Dataset entries:
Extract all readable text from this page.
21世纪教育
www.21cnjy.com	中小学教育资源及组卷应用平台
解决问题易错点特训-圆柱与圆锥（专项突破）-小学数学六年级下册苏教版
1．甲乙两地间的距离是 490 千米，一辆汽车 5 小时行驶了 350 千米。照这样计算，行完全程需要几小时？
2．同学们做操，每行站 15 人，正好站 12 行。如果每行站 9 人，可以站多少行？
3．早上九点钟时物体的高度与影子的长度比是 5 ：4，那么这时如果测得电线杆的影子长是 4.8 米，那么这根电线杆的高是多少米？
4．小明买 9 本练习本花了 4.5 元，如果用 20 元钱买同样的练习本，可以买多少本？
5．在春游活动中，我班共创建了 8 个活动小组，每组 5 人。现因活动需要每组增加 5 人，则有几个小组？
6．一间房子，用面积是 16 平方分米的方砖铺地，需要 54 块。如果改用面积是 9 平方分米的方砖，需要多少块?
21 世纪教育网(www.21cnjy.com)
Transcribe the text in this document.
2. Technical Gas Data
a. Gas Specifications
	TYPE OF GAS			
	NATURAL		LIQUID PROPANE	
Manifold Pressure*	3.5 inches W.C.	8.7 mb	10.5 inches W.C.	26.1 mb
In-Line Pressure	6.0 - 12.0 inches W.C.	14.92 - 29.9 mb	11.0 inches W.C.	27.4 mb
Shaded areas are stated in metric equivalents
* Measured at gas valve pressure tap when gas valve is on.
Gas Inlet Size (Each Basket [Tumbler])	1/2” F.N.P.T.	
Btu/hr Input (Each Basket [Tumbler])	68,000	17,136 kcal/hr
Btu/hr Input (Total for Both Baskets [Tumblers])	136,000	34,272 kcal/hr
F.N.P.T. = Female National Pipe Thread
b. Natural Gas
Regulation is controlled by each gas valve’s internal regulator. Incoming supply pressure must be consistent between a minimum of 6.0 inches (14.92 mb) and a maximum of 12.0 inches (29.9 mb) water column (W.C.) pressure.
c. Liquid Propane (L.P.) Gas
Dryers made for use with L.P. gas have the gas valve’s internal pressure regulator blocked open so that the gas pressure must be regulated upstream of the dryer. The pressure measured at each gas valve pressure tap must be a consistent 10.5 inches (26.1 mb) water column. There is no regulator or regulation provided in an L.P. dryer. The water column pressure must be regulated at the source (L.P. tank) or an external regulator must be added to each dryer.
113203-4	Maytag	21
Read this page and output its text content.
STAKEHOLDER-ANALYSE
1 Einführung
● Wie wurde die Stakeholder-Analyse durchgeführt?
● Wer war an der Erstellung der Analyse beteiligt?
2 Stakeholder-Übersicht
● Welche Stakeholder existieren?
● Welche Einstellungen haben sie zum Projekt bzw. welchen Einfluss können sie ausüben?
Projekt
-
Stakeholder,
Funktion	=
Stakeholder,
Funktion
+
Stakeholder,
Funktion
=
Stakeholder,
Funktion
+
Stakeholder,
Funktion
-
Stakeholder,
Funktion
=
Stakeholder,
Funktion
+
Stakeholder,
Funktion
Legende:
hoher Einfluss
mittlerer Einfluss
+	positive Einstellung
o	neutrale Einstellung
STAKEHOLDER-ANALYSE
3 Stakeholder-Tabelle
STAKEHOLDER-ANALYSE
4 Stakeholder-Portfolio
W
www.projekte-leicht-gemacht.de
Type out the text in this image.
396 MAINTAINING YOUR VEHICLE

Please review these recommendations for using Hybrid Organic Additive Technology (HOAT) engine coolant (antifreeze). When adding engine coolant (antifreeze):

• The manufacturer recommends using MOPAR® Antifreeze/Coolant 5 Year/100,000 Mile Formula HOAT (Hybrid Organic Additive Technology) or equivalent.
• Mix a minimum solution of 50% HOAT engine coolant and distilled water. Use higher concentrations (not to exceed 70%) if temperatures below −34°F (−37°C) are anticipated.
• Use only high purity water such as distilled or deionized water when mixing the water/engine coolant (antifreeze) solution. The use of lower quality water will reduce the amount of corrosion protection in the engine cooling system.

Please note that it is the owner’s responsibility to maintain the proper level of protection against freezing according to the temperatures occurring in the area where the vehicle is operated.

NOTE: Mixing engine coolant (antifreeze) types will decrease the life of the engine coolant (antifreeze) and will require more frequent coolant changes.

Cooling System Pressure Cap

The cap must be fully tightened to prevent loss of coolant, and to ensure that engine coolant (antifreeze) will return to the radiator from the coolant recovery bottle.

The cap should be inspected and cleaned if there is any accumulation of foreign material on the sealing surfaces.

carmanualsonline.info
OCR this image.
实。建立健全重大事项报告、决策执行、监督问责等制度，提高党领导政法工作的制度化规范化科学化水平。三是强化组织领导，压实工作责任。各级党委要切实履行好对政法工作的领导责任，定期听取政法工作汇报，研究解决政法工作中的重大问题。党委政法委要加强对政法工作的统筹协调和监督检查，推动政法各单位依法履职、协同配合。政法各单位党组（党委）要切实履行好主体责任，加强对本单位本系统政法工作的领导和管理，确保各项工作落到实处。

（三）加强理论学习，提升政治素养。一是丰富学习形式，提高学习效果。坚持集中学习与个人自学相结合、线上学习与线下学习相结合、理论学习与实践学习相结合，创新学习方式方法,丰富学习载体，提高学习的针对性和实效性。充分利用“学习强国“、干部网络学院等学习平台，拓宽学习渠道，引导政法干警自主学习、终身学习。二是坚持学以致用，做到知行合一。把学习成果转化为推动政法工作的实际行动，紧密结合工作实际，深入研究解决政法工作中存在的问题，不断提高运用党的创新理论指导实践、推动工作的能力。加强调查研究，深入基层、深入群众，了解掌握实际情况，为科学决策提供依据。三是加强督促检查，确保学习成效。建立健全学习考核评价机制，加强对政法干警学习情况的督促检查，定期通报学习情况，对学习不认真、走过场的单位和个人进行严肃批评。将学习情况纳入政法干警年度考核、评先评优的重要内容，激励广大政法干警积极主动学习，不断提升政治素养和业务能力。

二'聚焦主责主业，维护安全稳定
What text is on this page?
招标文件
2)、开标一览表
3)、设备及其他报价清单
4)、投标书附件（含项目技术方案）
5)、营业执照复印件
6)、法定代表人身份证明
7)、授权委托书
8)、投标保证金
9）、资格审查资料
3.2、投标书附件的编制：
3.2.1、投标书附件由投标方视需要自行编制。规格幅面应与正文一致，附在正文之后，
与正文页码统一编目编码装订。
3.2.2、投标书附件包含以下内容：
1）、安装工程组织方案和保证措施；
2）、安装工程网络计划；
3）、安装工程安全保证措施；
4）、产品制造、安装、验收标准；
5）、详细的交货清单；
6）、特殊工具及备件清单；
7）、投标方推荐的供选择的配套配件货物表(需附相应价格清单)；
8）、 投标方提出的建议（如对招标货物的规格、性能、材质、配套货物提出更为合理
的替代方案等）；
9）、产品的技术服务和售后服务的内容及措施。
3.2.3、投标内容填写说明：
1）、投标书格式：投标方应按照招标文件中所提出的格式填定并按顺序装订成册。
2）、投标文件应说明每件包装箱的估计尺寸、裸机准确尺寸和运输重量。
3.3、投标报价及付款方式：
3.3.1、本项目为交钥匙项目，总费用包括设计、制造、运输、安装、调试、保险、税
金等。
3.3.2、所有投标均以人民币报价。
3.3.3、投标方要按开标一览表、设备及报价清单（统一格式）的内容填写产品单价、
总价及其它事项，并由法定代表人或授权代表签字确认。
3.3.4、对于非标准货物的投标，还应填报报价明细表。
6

→ Written request: Reproduce the full set of records precisely.

→ Right answer:
Extract all readable text from this page.
21世纪教育
www.21cnjy.com	中小学教育资源及组卷应用平台
解决问题易错点特训-圆柱与圆锥（专项突破）-小学数学六年级下册苏教版
1．甲乙两地间的距离是 490 千米，一辆汽车 5 小时行驶了 350 千米。照这样计算，行完全程需要几小时？
2．同学们做操，每行站 15 人，正好站 12 行。如果每行站 9 人，可以站多少行？
3．早上九点钟时物体的高度与影子的长度比是 5 ：4，那么这时如果测得电线杆的影子长是 4.8 米，那么这根电线杆的高是多少米？
4．小明买 9 本练习本花了 4.5 元，如果用 20 元钱买同样的练习本，可以买多少本？
5．在春游活动中，我班共创建了 8 个活动小组，每组 5 人。现因活动需要每组增加 5 人，则有几个小组？
6．一间房子，用面积是 16 平方分米的方砖铺地，需要 54 块。如果改用面积是 9 平方分米的方砖，需要多少块?
21 世纪教育网(www.21cnjy.com)
Transcribe the text in this document.
2. Technical Gas Data
a. Gas Specifications
	TYPE OF GAS			
	NATURAL		LIQUID PROPANE	
Manifold Pressure*	3.5 inches W.C.	8.7 mb	10.5 inches W.C.	26.1 mb
In-Line Pressure	6.0 - 12.0 inches W.C.	14.92 - 29.9 mb	11.0 inches W.C.	27.4 mb
Shaded areas are stated in metric equivalents
* Measured at gas valve pressure tap when gas valve is on.
Gas Inlet Size (Each Basket [Tumbler])	1/2” F.N.P.T.	
Btu/hr Input (Each Basket [Tumbler])	68,000	17,136 kcal/hr
Btu/hr Input (Total for Both Baskets [Tumblers])	136,000	34,272 kcal/hr
F.N.P.T. = Female National Pipe Thread
b. Natural Gas
Regulation is controlled by each gas valve’s internal regulator. Incoming supply pressure must be consistent between a minimum of 6.0 inches (14.92 mb) and a maximum of 12.0 inches (29.9 mb) water column (W.C.) pressure.
c. Liquid Propane (L.P.) Gas
Dryers made for use with L.P. gas have the gas valve’s internal pressure regulator blocked open so that the gas pressure must be regulated upstream of the dryer. The pressure measured at each gas valve pressure tap must be a consistent 10.5 inches (26.1 mb) water column. There is no regulator or regulation provided in an L.P. dryer. The water column pressure must be regulated at the source (L.P. tank) or an external regulator must be added to each dryer.
113203-4	Maytag	21
Read this page and output its text content.
STAKEHOLDER-ANALYSE
1 Einführung
● Wie wurde die Stakeholder-Analyse durchgeführt?
● Wer war an der Erstellung der Analyse beteiligt?
2 Stakeholder-Übersicht
● Welche Stakeholder existieren?
● Welche Einstellungen haben sie zum Projekt bzw. welchen Einfluss können sie ausüben?
Projekt
-
Stakeholder,
Funktion	=
Stakeholder,
Funktion
+
Stakeholder,
Funktion
=
Stakeholder,
Funktion
+
Stakeholder,
Funktion
-
Stakeholder,
Funktion
=
Stakeholder,
Funktion
+
Stakeholder,
Funktion
Legende:
hoher Einfluss
mittlerer Einfluss
+	positive Einstellung
o	neutrale Einstellung
STAKEHOLDER-ANALYSE
3 Stakeholder-Tabelle
STAKEHOLDER-ANALYSE
4 Stakeholder-Portfolio
W
www.projekte-leicht-gemacht.de
Type out the text in this image.
396 MAINTAINING YOUR VEHICLE

Please review these recommendations for using Hybrid Organic Additive Technology (HOAT) engine coolant (antifreeze). When adding engine coolant (antifreeze):

• The manufacturer recommends using MOPAR® Antifreeze/Coolant 5 Year/100,000 Mile Formula HOAT (Hybrid Organic Additive Technology) or equivalent.
• Mix a minimum solution of 50% HOAT engine coolant and distilled water. Use higher concentrations (not to exceed 70%) if temperatures below −34°F (−37°C) are anticipated.
• Use only high purity water such as distilled or deionized water when mixing the water/engine coolant (antifreeze) solution. The use of lower quality water will reduce the amount of corrosion protection in the engine cooling system.

Please note that it is the owner’s responsibility to maintain the proper level of protection against freezing according to the temperatures occurring in the area where the vehicle is operated.

NOTE: Mixing engine coolant (antifreeze) types will decrease the life of the engine coolant (antifreeze) and will require more frequent coolant changes.

Cooling System Pressure Cap

The cap must be fully tightened to prevent loss of coolant, and to ensure that engine coolant (antifreeze) will return to the radiator from the coolant recovery bottle.

The cap should be inspected and cleaned if there is any accumulation of foreign material on the sealing surfaces.

carmanualsonline.info
OCR this image.
实。建立健全重大事项报告、决策执行、监督问责等制度，提高党领导政法工作的制度化规范化科学化水平。三是强化组织领导，压实工作责任。各级党委要切实履行好对政法工作的领导责任，定期听取政法工作汇报，研究解决政法工作中的重大问题。党委政法委要加强对政法工作的统筹协调和监督检查，推动政法各单位依法履职、协同配合。政法各单位党组（党委）要切实履行好主体责任，加强对本单位本系统政法工作的领导和管理，确保各项工作落到实处。

（三）加强理论学习，提升政治素养。一是丰富学习形式，提高学习效果。坚持集中学习与个人自学相结合、线上学习与线下学习相结合、理论学习与实践学习相结合，创新学习方式方法,丰富学习载体，提高学习的针对性和实效性。充分利用“学习强国“、干部网络学院等学习平台，拓宽学习渠道，引导政法干警自主学习、终身学习。二是坚持学以致用，做到知行合一。把学习成果转化为推动政法工作的实际行动，紧密结合工作实际，深入研究解决政法工作中存在的问题，不断提高运用党的创新理论指导实践、推动工作的能力。加强调查研究，深入基层、深入群众，了解掌握实际情况，为科学决策提供依据。三是加强督促检查，确保学习成效。建立健全学习考核评价机制，加强对政法干警学习情况的督促检查，定期通报学习情况，对学习不认真、走过场的单位和个人进行严肃批评。将学习情况纳入政法干警年度考核、评先评优的重要内容，激励广大政法干警积极主动学习，不断提升政治素养和业务能力。

二'聚焦主责主业，维护安全稳定
What text is on this page?
招标文件
2)、开标一览表
3)、设备及其他报价清单
4)、投标书附件（含项目技术方案）
5)、营业执照复印件
6)、法定代表人身份证明
7)、授权委托书
8)、投标保证金
9）、资格审查资料
3.2、投标书附件的编制：
3.2.1、投标书附件由投标方视需要自行编制。规格幅面应与正文一致，附在正文之后，
与正文页码统一编目编码装订。
3.2.2、投标书附件包含以下内容：
1）、安装工程组织方案和保证措施；
2）、安装工程网络计划；
3）、安装工程安全保证措施；
4）、产品制造、安装、验收标准；
5）、详细的交货清单；
6）、特殊工具及备件清单；
7）、投标方推荐的供选择的配套配件货物表(需附相应价格清单)；
8）、 投标方提出的建议（如对招标货物的规格、性能、材质、配套货物提出更为合理
的替代方案等）；
9）、产品的技术服务和售后服务的内容及措施。
3.2.3、投标内容填写说明：
1）、投标书格式：投标方应按照招标文件中所提出的格式填定并按顺序装订成册。
2）、投标文件应说明每件包装箱的估计尺寸、裸机准确尺寸和运输重量。
3.3、投标报价及付款方式：
3.3.1、本项目为交钥匙项目，总费用包括设计、制造、运输、安装、调试、保险、税
金等。
3.3.2、所有投标均以人民币报价。
3.3.3、投标方要按开标一览表、设备及报价清单（统一格式）的内容填写产品单价、
总价及其它事项，并由法定代表人或授权代表签字确认。
3.3.4、对于非标准货物的投标，还应填报报价明细表。
6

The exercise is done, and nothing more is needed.